▶ _EXTRACTED RECORDS_:
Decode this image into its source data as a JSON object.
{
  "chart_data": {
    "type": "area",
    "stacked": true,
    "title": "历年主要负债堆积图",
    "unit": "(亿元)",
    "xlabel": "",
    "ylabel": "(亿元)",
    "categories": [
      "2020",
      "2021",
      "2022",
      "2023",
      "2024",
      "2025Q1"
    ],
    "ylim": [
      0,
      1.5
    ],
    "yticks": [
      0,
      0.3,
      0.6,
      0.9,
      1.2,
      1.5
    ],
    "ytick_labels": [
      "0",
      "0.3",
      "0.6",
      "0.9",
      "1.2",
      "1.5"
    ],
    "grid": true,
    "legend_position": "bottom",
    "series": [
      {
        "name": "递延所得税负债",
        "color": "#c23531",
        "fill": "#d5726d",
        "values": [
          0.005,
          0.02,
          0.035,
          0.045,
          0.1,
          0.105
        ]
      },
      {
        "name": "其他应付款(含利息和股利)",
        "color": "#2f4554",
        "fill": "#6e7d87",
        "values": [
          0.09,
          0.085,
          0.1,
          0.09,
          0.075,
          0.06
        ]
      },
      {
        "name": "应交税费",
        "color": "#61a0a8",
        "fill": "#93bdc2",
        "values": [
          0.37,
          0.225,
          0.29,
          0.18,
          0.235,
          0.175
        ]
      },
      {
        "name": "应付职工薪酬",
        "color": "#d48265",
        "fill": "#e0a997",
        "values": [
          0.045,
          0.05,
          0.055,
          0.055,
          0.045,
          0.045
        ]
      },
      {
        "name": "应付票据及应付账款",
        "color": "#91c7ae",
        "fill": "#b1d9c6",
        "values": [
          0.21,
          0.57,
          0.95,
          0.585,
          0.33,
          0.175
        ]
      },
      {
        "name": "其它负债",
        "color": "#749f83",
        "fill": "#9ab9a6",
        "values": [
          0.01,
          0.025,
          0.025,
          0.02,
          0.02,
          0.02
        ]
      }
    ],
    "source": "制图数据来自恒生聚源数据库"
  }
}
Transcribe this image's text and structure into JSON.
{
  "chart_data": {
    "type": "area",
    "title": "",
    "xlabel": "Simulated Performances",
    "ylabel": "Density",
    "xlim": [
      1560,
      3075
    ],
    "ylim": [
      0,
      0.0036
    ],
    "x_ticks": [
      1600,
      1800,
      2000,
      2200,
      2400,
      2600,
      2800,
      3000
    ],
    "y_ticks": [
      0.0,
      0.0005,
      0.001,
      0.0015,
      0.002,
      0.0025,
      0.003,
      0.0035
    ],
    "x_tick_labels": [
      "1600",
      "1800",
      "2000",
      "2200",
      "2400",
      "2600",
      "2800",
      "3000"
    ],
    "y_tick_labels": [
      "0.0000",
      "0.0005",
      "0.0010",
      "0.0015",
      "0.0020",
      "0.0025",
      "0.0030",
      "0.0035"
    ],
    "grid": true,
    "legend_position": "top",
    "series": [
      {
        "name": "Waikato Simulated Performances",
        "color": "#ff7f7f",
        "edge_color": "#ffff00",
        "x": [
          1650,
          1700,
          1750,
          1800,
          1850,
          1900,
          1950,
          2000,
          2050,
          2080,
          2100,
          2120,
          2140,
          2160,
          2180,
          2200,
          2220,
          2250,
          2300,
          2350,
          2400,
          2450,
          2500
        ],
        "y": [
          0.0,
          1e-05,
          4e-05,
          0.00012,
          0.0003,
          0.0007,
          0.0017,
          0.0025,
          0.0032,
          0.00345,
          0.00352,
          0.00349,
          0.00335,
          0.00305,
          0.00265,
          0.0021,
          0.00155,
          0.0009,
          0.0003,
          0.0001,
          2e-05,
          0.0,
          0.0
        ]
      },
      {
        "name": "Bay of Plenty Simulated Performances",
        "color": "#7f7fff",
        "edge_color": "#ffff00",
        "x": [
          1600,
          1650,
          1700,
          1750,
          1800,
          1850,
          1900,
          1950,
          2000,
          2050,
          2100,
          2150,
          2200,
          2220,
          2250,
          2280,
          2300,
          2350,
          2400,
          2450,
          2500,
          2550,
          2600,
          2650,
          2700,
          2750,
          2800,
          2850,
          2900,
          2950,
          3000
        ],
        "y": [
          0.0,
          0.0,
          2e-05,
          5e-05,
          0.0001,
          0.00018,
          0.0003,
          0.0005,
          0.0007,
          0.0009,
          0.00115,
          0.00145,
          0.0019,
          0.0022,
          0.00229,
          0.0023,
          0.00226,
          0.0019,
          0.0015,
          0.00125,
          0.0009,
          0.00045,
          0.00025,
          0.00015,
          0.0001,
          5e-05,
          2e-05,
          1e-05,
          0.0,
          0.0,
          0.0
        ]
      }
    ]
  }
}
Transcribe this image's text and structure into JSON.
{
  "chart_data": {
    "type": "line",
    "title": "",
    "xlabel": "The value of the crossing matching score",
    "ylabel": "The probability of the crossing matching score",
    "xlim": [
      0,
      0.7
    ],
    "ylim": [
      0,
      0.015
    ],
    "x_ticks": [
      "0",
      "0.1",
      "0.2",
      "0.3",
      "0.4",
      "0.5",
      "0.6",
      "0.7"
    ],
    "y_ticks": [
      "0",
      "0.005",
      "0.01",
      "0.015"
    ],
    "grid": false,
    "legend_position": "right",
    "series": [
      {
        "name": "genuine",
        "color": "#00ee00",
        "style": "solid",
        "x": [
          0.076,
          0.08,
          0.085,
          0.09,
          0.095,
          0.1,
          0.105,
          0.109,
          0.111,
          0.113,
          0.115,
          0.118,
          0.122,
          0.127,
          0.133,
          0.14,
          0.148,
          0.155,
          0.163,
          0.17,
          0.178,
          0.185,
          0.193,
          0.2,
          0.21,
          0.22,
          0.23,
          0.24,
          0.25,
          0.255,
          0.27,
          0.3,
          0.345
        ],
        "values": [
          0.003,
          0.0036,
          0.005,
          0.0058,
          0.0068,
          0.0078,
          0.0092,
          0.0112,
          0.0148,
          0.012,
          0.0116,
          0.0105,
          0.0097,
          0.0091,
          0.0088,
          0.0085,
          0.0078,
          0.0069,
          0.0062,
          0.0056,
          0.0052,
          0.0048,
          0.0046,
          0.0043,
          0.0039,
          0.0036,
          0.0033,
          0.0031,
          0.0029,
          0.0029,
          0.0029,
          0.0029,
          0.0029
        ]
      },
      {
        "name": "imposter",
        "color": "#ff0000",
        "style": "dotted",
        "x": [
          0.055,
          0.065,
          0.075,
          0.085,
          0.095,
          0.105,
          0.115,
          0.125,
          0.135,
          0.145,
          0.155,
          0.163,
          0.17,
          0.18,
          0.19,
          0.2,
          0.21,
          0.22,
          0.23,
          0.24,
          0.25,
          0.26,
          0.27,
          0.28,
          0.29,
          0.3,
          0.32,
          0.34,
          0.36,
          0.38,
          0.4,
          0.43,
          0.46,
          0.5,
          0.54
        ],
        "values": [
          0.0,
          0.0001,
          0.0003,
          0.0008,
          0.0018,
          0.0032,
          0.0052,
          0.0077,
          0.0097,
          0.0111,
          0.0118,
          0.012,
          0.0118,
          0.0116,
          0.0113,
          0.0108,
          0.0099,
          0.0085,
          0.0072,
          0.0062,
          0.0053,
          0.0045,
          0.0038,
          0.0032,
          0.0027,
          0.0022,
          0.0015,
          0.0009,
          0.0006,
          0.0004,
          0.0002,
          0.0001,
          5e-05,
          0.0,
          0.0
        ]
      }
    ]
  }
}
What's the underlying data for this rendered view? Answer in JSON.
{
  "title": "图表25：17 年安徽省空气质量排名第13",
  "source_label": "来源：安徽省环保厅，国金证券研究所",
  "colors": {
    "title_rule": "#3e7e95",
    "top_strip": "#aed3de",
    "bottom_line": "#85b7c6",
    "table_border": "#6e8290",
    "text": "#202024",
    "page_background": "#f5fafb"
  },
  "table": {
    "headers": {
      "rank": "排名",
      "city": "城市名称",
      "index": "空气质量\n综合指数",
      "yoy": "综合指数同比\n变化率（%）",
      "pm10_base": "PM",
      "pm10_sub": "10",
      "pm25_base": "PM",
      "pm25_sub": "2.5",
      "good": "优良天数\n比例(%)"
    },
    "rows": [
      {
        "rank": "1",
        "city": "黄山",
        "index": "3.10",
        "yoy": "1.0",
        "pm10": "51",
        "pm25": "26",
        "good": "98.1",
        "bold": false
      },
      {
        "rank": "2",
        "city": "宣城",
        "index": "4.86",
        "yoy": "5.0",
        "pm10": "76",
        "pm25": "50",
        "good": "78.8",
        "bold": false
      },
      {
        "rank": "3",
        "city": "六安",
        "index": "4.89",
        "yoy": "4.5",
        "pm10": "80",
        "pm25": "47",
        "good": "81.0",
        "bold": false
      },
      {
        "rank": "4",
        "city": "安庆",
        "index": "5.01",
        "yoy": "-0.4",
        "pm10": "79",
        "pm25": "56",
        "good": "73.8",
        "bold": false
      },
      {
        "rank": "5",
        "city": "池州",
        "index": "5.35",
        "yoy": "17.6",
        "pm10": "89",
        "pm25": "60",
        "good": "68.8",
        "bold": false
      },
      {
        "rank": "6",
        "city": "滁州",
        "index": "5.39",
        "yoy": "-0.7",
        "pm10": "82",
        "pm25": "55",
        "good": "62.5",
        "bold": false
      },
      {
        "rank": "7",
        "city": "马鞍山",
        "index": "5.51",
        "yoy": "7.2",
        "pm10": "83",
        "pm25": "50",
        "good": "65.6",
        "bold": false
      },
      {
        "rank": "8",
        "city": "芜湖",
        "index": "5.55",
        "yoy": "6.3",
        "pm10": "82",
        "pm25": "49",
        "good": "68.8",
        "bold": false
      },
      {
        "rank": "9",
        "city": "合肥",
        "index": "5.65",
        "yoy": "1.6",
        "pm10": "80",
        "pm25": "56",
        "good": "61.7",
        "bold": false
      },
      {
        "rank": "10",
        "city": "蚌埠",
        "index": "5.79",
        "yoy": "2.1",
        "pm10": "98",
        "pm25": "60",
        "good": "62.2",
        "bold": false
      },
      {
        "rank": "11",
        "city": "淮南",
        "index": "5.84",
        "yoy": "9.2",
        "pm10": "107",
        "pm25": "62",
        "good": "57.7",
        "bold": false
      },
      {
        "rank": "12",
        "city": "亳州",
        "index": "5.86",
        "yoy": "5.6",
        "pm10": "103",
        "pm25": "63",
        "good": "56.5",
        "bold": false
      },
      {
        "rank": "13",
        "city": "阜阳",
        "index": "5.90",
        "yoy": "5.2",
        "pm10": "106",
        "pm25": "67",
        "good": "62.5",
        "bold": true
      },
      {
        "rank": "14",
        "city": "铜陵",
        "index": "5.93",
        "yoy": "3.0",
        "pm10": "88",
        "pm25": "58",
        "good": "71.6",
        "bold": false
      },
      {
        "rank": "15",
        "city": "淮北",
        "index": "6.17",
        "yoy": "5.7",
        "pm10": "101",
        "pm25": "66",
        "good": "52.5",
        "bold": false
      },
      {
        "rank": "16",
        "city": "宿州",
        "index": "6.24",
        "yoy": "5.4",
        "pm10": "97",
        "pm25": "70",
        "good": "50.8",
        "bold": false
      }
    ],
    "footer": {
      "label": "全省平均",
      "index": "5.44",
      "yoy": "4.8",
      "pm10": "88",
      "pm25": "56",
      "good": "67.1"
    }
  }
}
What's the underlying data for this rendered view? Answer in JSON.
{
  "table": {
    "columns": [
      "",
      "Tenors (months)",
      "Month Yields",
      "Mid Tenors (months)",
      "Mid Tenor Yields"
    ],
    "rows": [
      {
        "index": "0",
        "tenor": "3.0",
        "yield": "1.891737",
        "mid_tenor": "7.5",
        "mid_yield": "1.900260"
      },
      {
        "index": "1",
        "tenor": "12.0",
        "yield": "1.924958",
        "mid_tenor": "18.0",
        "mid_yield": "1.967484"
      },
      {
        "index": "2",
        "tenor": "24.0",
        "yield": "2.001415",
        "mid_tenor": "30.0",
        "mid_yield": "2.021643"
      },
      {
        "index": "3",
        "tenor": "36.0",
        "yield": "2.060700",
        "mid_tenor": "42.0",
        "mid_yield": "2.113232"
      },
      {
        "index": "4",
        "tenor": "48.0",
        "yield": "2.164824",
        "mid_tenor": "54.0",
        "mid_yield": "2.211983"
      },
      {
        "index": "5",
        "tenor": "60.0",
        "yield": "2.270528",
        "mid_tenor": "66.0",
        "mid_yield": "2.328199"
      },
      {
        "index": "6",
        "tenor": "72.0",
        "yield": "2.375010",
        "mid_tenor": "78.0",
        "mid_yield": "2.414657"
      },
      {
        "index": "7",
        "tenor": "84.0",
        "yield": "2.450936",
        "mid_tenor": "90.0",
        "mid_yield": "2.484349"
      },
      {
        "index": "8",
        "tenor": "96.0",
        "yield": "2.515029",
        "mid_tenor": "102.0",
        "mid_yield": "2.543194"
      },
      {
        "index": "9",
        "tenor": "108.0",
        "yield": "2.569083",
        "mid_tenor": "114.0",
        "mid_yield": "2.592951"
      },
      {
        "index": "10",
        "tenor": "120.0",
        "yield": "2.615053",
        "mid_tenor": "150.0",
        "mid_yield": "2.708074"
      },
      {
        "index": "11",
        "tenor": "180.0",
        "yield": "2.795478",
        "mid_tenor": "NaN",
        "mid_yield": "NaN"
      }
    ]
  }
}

▶ _TASK_:
Every line of the listing that holds "fill" should be found and copied.

▶ _RESPONSE TO THIS EXERCISE_:
        "fill": "#d5726d",
        "fill": "#6e7d87",
        "fill": "#93bdc2",
        "fill": "#e0a997",
        "fill": "#b1d9c6",
        "fill": "#9ab9a6",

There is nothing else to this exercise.